The records below must be retyped exactly.

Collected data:

--- begin ---

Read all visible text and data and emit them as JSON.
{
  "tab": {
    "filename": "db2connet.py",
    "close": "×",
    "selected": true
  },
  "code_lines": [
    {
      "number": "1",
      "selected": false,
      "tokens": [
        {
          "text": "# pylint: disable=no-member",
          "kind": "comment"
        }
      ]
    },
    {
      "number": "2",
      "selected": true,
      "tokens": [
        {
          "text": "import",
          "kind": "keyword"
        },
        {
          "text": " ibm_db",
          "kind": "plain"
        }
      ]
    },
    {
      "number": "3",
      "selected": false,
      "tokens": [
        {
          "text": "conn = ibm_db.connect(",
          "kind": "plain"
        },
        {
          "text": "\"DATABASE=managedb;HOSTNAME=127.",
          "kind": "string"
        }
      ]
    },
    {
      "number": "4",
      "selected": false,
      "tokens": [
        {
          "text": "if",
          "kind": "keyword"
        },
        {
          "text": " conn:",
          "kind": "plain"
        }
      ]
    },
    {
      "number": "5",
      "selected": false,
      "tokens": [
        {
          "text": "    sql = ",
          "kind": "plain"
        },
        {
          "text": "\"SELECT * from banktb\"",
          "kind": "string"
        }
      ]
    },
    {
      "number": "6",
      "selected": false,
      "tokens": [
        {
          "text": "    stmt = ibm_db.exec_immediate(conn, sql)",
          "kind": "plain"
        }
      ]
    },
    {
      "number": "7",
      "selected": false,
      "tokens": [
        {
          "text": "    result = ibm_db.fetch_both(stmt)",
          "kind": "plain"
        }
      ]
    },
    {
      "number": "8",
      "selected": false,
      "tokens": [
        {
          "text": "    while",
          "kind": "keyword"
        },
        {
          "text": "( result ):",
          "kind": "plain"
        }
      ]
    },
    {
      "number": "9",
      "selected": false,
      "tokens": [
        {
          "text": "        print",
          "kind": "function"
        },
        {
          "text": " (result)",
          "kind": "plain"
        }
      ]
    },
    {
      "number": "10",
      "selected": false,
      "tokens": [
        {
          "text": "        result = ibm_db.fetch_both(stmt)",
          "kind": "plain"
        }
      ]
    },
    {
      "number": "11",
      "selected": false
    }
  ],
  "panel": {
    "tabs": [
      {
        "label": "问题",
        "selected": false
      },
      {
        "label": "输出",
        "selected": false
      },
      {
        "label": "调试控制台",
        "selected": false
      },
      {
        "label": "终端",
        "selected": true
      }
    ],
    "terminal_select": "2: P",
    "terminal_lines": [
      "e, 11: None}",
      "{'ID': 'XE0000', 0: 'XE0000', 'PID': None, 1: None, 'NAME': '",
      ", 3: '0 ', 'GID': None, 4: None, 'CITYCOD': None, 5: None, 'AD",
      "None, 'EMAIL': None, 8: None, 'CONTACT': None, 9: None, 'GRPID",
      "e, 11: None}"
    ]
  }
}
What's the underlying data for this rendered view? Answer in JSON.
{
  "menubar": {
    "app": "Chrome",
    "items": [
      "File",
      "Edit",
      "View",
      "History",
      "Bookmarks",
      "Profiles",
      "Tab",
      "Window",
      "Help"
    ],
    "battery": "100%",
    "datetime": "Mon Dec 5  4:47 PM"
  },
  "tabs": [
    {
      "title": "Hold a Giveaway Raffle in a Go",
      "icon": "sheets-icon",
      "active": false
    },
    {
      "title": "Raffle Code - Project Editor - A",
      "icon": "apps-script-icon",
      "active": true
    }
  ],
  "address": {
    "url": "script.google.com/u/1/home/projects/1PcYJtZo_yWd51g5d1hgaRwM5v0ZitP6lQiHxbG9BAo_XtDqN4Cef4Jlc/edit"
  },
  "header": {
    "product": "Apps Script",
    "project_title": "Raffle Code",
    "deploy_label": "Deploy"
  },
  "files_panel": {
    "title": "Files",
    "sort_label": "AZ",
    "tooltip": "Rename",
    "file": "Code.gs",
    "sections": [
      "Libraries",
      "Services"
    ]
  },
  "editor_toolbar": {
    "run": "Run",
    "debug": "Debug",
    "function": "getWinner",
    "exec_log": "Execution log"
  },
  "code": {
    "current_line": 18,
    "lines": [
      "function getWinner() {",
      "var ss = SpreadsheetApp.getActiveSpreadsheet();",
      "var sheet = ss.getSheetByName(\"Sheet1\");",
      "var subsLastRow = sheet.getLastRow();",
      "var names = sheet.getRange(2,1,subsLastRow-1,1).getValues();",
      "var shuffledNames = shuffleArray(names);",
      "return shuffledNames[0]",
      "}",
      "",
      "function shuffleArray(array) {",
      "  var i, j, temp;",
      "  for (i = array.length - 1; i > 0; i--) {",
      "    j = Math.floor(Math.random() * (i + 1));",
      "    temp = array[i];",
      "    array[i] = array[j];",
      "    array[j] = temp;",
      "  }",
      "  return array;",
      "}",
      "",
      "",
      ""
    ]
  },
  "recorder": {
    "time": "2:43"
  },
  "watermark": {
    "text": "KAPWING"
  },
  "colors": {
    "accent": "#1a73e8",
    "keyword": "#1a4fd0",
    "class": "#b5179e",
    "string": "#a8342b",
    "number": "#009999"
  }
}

--- end ---

▶ [The result]
Read all visible text and data and emit them as JSON.
{
  "tab": {
    "filename": "db2connet.py",
    "close": "×",
    "selected": true
  },
  "code_lines": [
    {
      "number": "1",
      "selected": false,
      "tokens": [
        {
          "text": "# pylint: disable=no-member",
          "kind": "comment"
        }
      ]
    },
    {
      "number": "2",
      "selected": true,
      "tokens": [
        {
          "text": "import",
          "kind": "keyword"
        },
        {
          "text": " ibm_db",
          "kind": "plain"
        }
      ]
    },
    {
      "number": "3",
      "selected": false,
      "tokens": [
        {
          "text": "conn = ibm_db.connect(",
          "kind": "plain"
        },
        {
          "text": "\"DATABASE=managedb;HOSTNAME=127.",
          "kind": "string"
        }
      ]
    },
    {
      "number": "4",
      "selected": false,
      "tokens": [
        {
          "text": "if",
          "kind": "keyword"
        },
        {
          "text": " conn:",
          "kind": "plain"
        }
      ]
    },
    {
      "number": "5",
      "selected": false,
      "tokens": [
        {
          "text": "    sql = ",
          "kind": "plain"
        },
        {
          "text": "\"SELECT * from banktb\"",
          "kind": "string"
        }
      ]
    },
    {
      "number": "6",
      "selected": false,
      "tokens": [
        {
          "text": "    stmt = ibm_db.exec_immediate(conn, sql)",
          "kind": "plain"
        }
      ]
    },
    {
      "number": "7",
      "selected": false,
      "tokens": [
        {
          "text": "    result = ibm_db.fetch_both(stmt)",
          "kind": "plain"
        }
      ]
    },
    {
      "number": "8",
      "selected": false,
      "tokens": [
        {
          "text": "    while",
          "kind": "keyword"
        },
        {
          "text": "( result ):",
          "kind": "plain"
        }
      ]
    },
    {
      "number": "9",
      "selected": false,
      "tokens": [
        {
          "text": "        print",
          "kind": "function"
        },
        {
          "text": " (result)",
          "kind": "plain"
        }
      ]
    },
    {
      "number": "10",
      "selected": false,
      "tokens": [
        {
          "text": "        result = ibm_db.fetch_both(stmt)",
          "kind": "plain"
        }
      ]
    },
    {
      "number": "11",
      "selected": false
    }
  ],
  "panel": {
    "tabs": [
      {
        "label": "问题",
        "selected": false
      },
      {
        "label": "输出",
        "selected": false
      },
      {
        "label": "调试控制台",
        "selected": false
      },
      {
        "label": "终端",
        "selected": true
      }
    ],
    "terminal_select": "2: P",
    "terminal_lines": [
      "e, 11: None}",
      "{'ID': 'XE0000', 0: 'XE0000', 'PID': None, 1: None, 'NAME': '",
      ", 3: '0 ', 'GID': None, 4: None, 'CITYCOD': None, 5: None, 'AD",
      "None, 'EMAIL': None, 8: None, 'CONTACT': None, 9: None, 'GRPID",
      "e, 11: None}"
    ]
  }
}
What's the underlying data for this rendered view? Answer in JSON.
{
  "menubar": {
    "app": "Chrome",
    "items": [
      "File",
      "Edit",
      "View",
      "History",
      "Bookmarks",
      "Profiles",
      "Tab",
      "Window",
      "Help"
    ],
    "battery": "100%",
    "datetime": "Mon Dec 5  4:47 PM"
  },
  "tabs": [
    {
      "title": "Hold a Giveaway Raffle in a Go",
      "icon": "sheets-icon",
      "active": false
    },
    {
      "title": "Raffle Code - Project Editor - A",
      "icon": "apps-script-icon",
      "active": true
    }
  ],
  "address": {
    "url": "script.google.com/u/1/home/projects/1PcYJtZo_yWd51g5d1hgaRwM5v0ZitP6lQiHxbG9BAo_XtDqN4Cef4Jlc/edit"
  },
  "header": {
    "product": "Apps Script",
    "project_title": "Raffle Code",
    "deploy_label": "Deploy"
  },
  "files_panel": {
    "title": "Files",
    "sort_label": "AZ",
    "tooltip": "Rename",
    "file": "Code.gs",
    "sections": [
      "Libraries",
      "Services"
    ]
  },
  "editor_toolbar": {
    "run": "Run",
    "debug": "Debug",
    "function": "getWinner",
    "exec_log": "Execution log"
  },
  "code": {
    "current_line": 18,
    "lines": [
      "function getWinner() {",
      "var ss = SpreadsheetApp.getActiveSpreadsheet();",
      "var sheet = ss.getSheetByName(\"Sheet1\");",
      "var subsLastRow = sheet.getLastRow();",
      "var names = sheet.getRange(2,1,subsLastRow-1,1).getValues();",
      "var shuffledNames = shuffleArray(names);",
      "return shuffledNames[0]",
      "}",
      "",
      "function shuffleArray(array) {",
      "  var i, j, temp;",
      "  for (i = array.length - 1; i > 0; i--) {",
      "    j = Math.floor(Math.random() * (i + 1));",
      "    temp = array[i];",
      "    array[i] = array[j];",
      "    array[j] = temp;",
      "  }",
      "  return array;",
      "}",
      "",
      "",
      ""
    ]
  },
  "recorder": {
    "time": "2:43"
  },
  "watermark": {
    "text": "KAPWING"
  },
  "colors": {
    "accent": "#1a73e8",
    "keyword": "#1a4fd0",
    "class": "#b5179e",
    "string": "#a8342b",
    "number": "#009999"
  }
}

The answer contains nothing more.